## Exercise directions
Pull out every one of the rows below and reproduce each line verbatim.
BEGIN Task input
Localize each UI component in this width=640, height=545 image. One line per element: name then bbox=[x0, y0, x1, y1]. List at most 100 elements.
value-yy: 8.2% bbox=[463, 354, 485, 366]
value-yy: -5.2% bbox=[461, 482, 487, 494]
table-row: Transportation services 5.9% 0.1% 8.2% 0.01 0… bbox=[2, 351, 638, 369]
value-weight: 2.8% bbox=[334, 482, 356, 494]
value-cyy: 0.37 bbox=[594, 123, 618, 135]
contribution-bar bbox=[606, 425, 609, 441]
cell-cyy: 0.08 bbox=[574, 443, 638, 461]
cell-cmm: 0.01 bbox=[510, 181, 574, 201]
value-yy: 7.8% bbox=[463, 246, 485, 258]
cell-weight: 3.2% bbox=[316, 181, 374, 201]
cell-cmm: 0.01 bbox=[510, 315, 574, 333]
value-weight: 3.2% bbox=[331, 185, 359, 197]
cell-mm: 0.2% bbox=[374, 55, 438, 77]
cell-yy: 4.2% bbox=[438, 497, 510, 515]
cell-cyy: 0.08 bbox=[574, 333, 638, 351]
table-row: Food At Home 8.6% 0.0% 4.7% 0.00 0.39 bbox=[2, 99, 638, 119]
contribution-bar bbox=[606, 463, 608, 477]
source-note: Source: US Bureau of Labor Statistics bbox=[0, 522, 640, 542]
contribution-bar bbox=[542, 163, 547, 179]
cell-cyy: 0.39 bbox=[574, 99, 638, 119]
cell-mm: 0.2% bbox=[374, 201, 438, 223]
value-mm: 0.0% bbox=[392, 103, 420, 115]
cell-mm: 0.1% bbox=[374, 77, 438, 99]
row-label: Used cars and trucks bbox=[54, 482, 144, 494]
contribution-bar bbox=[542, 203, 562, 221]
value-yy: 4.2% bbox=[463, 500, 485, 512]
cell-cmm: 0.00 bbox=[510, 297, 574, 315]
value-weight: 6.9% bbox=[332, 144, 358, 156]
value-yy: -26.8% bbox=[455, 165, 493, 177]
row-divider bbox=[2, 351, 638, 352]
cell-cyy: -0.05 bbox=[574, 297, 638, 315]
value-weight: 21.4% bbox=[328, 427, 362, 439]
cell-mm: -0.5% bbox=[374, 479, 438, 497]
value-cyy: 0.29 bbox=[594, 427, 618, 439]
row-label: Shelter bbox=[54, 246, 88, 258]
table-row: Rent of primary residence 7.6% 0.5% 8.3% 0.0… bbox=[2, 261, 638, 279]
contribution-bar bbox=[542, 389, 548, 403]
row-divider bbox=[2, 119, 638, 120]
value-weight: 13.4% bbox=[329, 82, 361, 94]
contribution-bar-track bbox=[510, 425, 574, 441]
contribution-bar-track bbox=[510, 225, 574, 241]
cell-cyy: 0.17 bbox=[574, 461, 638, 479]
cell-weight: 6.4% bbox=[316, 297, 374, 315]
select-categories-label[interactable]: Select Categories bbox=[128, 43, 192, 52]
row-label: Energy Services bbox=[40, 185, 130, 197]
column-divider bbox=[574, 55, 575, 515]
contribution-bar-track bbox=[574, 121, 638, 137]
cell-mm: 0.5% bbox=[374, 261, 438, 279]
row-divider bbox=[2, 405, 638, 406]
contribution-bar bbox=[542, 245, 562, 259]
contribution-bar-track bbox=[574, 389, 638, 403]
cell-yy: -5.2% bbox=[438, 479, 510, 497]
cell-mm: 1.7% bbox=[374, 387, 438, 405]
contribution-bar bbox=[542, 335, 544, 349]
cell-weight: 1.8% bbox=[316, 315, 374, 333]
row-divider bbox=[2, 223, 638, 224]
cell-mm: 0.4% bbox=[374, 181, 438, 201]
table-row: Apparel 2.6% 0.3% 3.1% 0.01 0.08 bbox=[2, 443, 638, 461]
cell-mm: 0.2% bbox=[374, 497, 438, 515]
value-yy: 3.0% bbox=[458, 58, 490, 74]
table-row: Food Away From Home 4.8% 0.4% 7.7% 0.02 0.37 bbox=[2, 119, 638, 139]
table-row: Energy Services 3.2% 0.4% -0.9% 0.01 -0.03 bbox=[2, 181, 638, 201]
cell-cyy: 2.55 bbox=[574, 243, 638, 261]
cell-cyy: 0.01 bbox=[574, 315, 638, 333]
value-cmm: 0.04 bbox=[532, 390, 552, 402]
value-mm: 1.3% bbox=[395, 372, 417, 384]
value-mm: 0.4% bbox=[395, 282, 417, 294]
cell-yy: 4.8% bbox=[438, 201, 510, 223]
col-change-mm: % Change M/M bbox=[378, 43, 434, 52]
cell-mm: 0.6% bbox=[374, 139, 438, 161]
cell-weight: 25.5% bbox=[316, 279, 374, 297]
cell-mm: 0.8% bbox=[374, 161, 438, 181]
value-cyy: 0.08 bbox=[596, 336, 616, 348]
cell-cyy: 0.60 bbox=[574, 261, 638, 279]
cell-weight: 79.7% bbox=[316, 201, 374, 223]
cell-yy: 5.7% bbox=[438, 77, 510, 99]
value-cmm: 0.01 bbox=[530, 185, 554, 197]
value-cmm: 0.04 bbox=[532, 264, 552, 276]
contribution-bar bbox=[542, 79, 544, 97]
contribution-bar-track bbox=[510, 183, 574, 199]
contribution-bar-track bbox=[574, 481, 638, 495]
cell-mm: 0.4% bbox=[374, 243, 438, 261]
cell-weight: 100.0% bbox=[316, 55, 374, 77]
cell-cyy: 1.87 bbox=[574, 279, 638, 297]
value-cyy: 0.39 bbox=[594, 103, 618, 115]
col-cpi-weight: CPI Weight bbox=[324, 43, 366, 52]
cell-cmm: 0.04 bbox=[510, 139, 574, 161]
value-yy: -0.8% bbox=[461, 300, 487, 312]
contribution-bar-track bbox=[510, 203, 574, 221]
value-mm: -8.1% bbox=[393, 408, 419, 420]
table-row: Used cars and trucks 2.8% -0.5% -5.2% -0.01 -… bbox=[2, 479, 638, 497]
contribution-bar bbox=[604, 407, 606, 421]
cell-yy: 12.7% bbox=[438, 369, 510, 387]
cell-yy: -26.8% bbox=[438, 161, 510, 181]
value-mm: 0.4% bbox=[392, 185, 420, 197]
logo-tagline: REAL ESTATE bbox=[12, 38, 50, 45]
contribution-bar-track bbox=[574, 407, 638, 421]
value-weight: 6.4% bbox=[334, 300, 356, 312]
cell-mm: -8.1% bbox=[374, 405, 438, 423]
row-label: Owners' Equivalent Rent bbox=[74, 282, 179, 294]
END Task input
## Solution to the exercise
Localize each UI component in this width=640, height=545 image. One line per element: name then bbox=[x0, y0, x1, y1]. List at most 100 elements.
value-yy: 8.2% bbox=[463, 354, 485, 366]
value-yy: -5.2% bbox=[461, 482, 487, 494]
table-row: Transportation services 5.9% 0.1% 8.2% 0.01 0… bbox=[2, 351, 638, 369]
value-weight: 2.8% bbox=[334, 482, 356, 494]
value-cyy: 0.37 bbox=[594, 123, 618, 135]
contribution-bar bbox=[606, 425, 609, 441]
cell-cyy: 0.08 bbox=[574, 443, 638, 461]
cell-cmm: 0.01 bbox=[510, 181, 574, 201]
value-yy: 7.8% bbox=[463, 246, 485, 258]
cell-weight: 3.2% bbox=[316, 181, 374, 201]
cell-cmm: 0.01 bbox=[510, 315, 574, 333]
value-weight: 3.2% bbox=[331, 185, 359, 197]
cell-mm: 0.2% bbox=[374, 55, 438, 77]
cell-yy: 4.2% bbox=[438, 497, 510, 515]
cell-cyy: 0.08 bbox=[574, 333, 638, 351]
table-row: Food At Home 8.6% 0.0% 4.7% 0.00 0.39 bbox=[2, 99, 638, 119]
contribution-bar bbox=[606, 463, 608, 477]
source-note: Source: US Bureau of Labor Statistics bbox=[0, 522, 640, 542]
contribution-bar bbox=[542, 163, 547, 179]
cell-cyy: 0.39 bbox=[574, 99, 638, 119]
cell-mm: 0.2% bbox=[374, 201, 438, 223]
value-mm: 0.0% bbox=[392, 103, 420, 115]
cell-mm: 0.1% bbox=[374, 77, 438, 99]
row-label: Used cars and trucks bbox=[54, 482, 144, 494]
contribution-bar bbox=[542, 203, 562, 221]
value-yy: 4.2% bbox=[463, 500, 485, 512]
cell-cmm: 0.00 bbox=[510, 297, 574, 315]
value-weight: 6.9% bbox=[332, 144, 358, 156]
value-yy: -26.8% bbox=[455, 165, 493, 177]
row-divider bbox=[2, 351, 638, 352]
cell-cyy: -0.05 bbox=[574, 297, 638, 315]
value-weight: 21.4% bbox=[328, 427, 362, 439]
cell-mm: -0.5% bbox=[374, 479, 438, 497]
value-cyy: 0.29 bbox=[594, 427, 618, 439]
row-label: Shelter bbox=[54, 246, 88, 258]
table-row: Rent of primary residence 7.6% 0.5% 8.3% 0.0… bbox=[2, 261, 638, 279]
contribution-bar bbox=[542, 389, 548, 403]
row-divider bbox=[2, 119, 638, 120]
value-weight: 13.4% bbox=[329, 82, 361, 94]
contribution-bar-track bbox=[510, 425, 574, 441]
contribution-bar-track bbox=[510, 225, 574, 241]
cell-cyy: 0.17 bbox=[574, 461, 638, 479]
cell-weight: 6.4% bbox=[316, 297, 374, 315]
select-categories-label[interactable]: Select Categories bbox=[128, 43, 192, 52]
row-label: Energy Services bbox=[40, 185, 130, 197]
column-divider bbox=[574, 55, 575, 515]
contribution-bar-track bbox=[574, 121, 638, 137]
cell-mm: 0.5% bbox=[374, 261, 438, 279]
row-divider bbox=[2, 405, 638, 406]
contribution-bar bbox=[542, 245, 562, 259]
contribution-bar-track bbox=[574, 389, 638, 403]
cell-yy: -5.2% bbox=[438, 479, 510, 497]
cell-mm: 1.7% bbox=[374, 387, 438, 405]
contribution-bar bbox=[542, 335, 544, 349]
cell-weight: 1.8% bbox=[316, 315, 374, 333]
row-divider bbox=[2, 223, 638, 224]
cell-mm: 0.4% bbox=[374, 181, 438, 201]
table-row: Apparel 2.6% 0.3% 3.1% 0.01 0.08 bbox=[2, 443, 638, 461]
cell-mm: 0.2% bbox=[374, 497, 438, 515]
value-yy: 3.0% bbox=[458, 58, 490, 74]
table-row: Food Away From Home 4.8% 0.4% 7.7% 0.02 0.37 bbox=[2, 119, 638, 139]
table-row: Energy Services 3.2% 0.4% -0.9% 0.01 -0.03 bbox=[2, 181, 638, 201]
cell-cyy: 2.55 bbox=[574, 243, 638, 261]
cell-cyy: 0.01 bbox=[574, 315, 638, 333]
value-cmm: 0.04 bbox=[532, 390, 552, 402]
value-mm: 1.3% bbox=[395, 372, 417, 384]
value-mm: 0.4% bbox=[395, 282, 417, 294]
cell-yy: 4.8% bbox=[438, 201, 510, 223]
col-change-mm: % Change M/M bbox=[378, 43, 434, 52]
cell-mm: 0.6% bbox=[374, 139, 438, 161]
cell-weight: 25.5% bbox=[316, 279, 374, 297]
cell-mm: 0.8% bbox=[374, 161, 438, 181]
value-cyy: 0.08 bbox=[596, 336, 616, 348]
cell-cyy: 0.60 bbox=[574, 261, 638, 279]
cell-weight: 79.7% bbox=[316, 201, 374, 223]
cell-yy: 5.7% bbox=[438, 77, 510, 99]
value-cmm: 0.01 bbox=[530, 185, 554, 197]
value-cmm: 0.04 bbox=[532, 264, 552, 276]
contribution-bar bbox=[542, 79, 544, 97]
contribution-bar-track bbox=[510, 183, 574, 199]
contribution-bar-track bbox=[574, 481, 638, 495]
cell-mm: 0.4% bbox=[374, 243, 438, 261]
cell-weight: 100.0% bbox=[316, 55, 374, 77]
cell-cyy: 1.87 bbox=[574, 279, 638, 297]
value-cyy: 0.39 bbox=[594, 103, 618, 115]
col-cpi-weight: CPI Weight bbox=[324, 43, 366, 52]
cell-cmm: 0.04 bbox=[510, 139, 574, 161]
value-yy: -0.8% bbox=[461, 300, 487, 312]
contribution-bar-track bbox=[510, 203, 574, 221]
value-mm: -8.1% bbox=[393, 408, 419, 420]
table-row: Used cars and trucks 2.8% -0.5% -5.2% -0.01 -… bbox=[2, 479, 638, 497]
contribution-bar bbox=[604, 407, 606, 421]
cell-yy: 12.7% bbox=[438, 369, 510, 387]
cell-yy: -26.8% bbox=[438, 161, 510, 181]
value-mm: 0.4% bbox=[392, 185, 420, 197]
logo-tagline: REAL ESTATE bbox=[12, 38, 50, 45]
contribution-bar-track bbox=[574, 407, 638, 421]
value-weight: 6.4% bbox=[334, 300, 356, 312]
cell-mm: -8.1% bbox=[374, 405, 438, 423]
row-label: Owners' Equivalent Rent bbox=[74, 282, 179, 294]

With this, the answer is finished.